## Job:
Leave out the pictures and repeat every record exactly.
--- Start of Data to process ---
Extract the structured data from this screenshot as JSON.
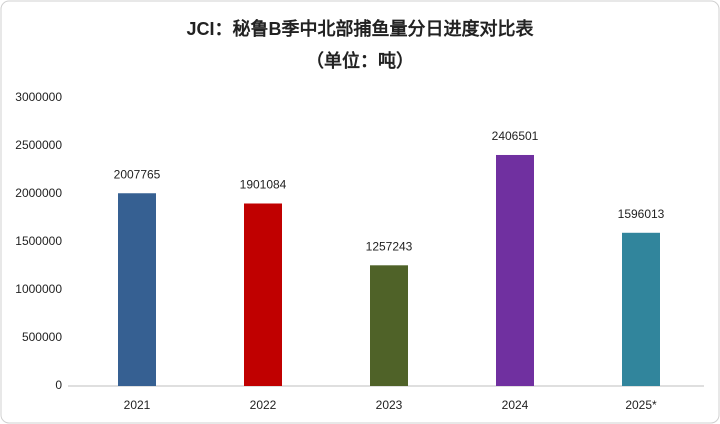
{
  "chart_data": {
    "type": "bar",
    "title": "JCI：秘鲁B季中北部捕鱼量分日进度对比表",
    "subtitle": "（单位：吨）",
    "categories": [
      "2021",
      "2022",
      "2023",
      "2024",
      "2025*"
    ],
    "values": [
      2007765,
      1901084,
      1257243,
      2406501,
      1596013
    ],
    "colors": [
      "#366092",
      "#c00000",
      "#4f6228",
      "#7030a0",
      "#31859c"
    ],
    "ylim": [
      0,
      3000000
    ],
    "yticks": [
      0,
      500000,
      1000000,
      1500000,
      2000000,
      2500000,
      3000000
    ],
    "grid": false
  }
}
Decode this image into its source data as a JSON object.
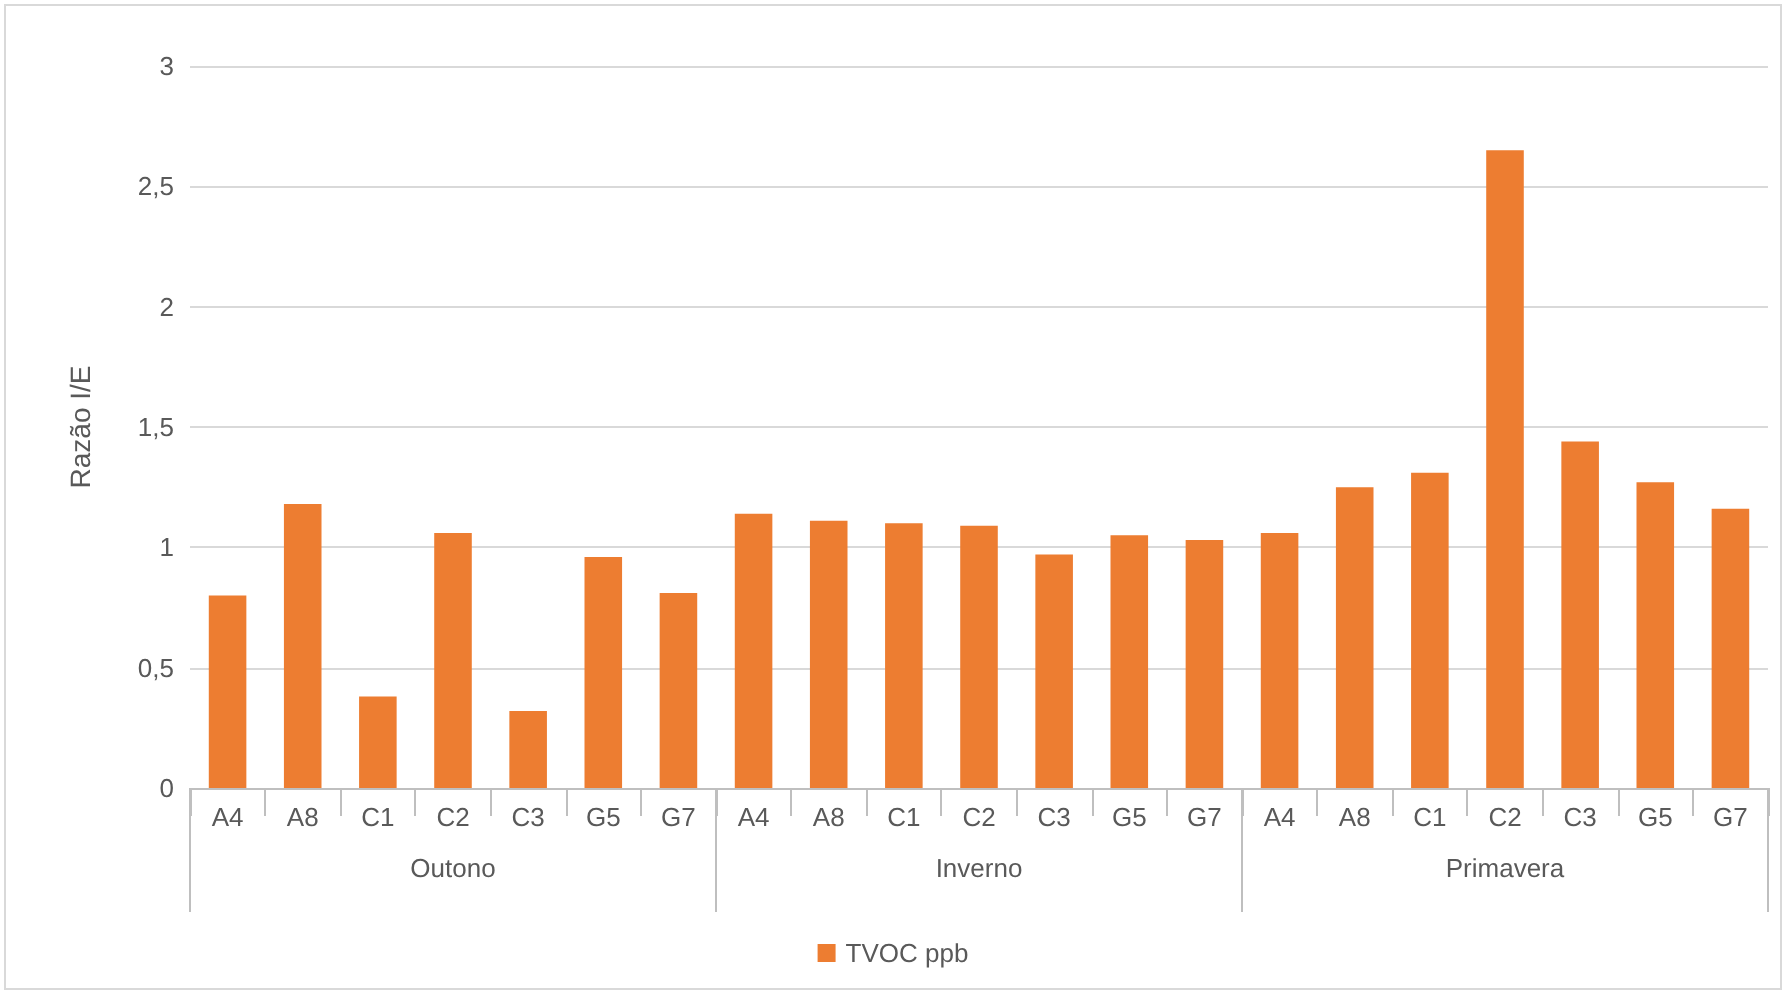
{
  "chart_data": {
    "type": "bar",
    "ylabel": "Razão I/E",
    "categories": [
      "A4",
      "A8",
      "C1",
      "C2",
      "C3",
      "G5",
      "G7",
      "A4",
      "A8",
      "C1",
      "C2",
      "C3",
      "G5",
      "G7",
      "A4",
      "A8",
      "C1",
      "C2",
      "C3",
      "G5",
      "G7"
    ],
    "series": [
      {
        "name": "TVOC ppb",
        "color": "#ed7d31",
        "values": [
          0.8,
          1.18,
          0.38,
          1.06,
          0.32,
          0.96,
          0.81,
          1.14,
          1.11,
          1.1,
          1.09,
          0.97,
          1.05,
          1.03,
          1.06,
          1.25,
          1.31,
          2.65,
          1.44,
          1.27,
          1.16
        ]
      }
    ],
    "annotations": [
      "Outono",
      "Inverno",
      "Primavera"
    ],
    "ylim": [
      0,
      3
    ],
    "yticks": [
      0,
      {
        "value": 0.5,
        "label": "0,5"
      },
      1,
      {
        "value": 1.5,
        "label": "1,5"
      },
      2,
      {
        "value": 2.5,
        "label": "2,5"
      },
      3
    ],
    "grid": "y",
    "legend": "bottom"
  }
}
--- End of Data to process ---
## Reply:
Extract the structured data from this screenshot as JSON.
{
  "chart_data": {
    "type": "bar",
    "title": "JCI：秘鲁B季中北部捕鱼量分日进度对比表",
    "subtitle": "（单位：吨）",
    "categories": [
      "2021",
      "2022",
      "2023",
      "2024",
      "2025*"
    ],
    "values": [
      2007765,
      1901084,
      1257243,
      2406501,
      1596013
    ],
    "colors": [
      "#366092",
      "#c00000",
      "#4f6228",
      "#7030a0",
      "#31859c"
    ],
    "ylim": [
      0,
      3000000
    ],
    "yticks": [
      0,
      500000,
      1000000,
      1500000,
      2000000,
      2500000,
      3000000
    ],
    "grid": false
  }
}
Decode this image into its source data as a JSON object.
{
  "chart_data": {
    "type": "bar",
    "ylabel": "Razão I/E",
    "categories": [
      "A4",
      "A8",
      "C1",
      "C2",
      "C3",
      "G5",
      "G7",
      "A4",
      "A8",
      "C1",
      "C2",
      "C3",
      "G5",
      "G7",
      "A4",
      "A8",
      "C1",
      "C2",
      "C3",
      "G5",
      "G7"
    ],
    "series": [
      {
        "name": "TVOC ppb",
        "color": "#ed7d31",
        "values": [
          0.8,
          1.18,
          0.38,
          1.06,
          0.32,
          0.96,
          0.81,
          1.14,
          1.11,
          1.1,
          1.09,
          0.97,
          1.05,
          1.03,
          1.06,
          1.25,
          1.31,
          2.65,
          1.44,
          1.27,
          1.16
        ]
      }
    ],
    "annotations": [
      "Outono",
      "Inverno",
      "Primavera"
    ],
    "ylim": [
      0,
      3
    ],
    "yticks": [
      0,
      {
        "value": 0.5,
        "label": "0,5"
      },
      1,
      {
        "value": 1.5,
        "label": "1,5"
      },
      2,
      {
        "value": 2.5,
        "label": "2,5"
      },
      3
    ],
    "grid": "y",
    "legend": "bottom"
  }
}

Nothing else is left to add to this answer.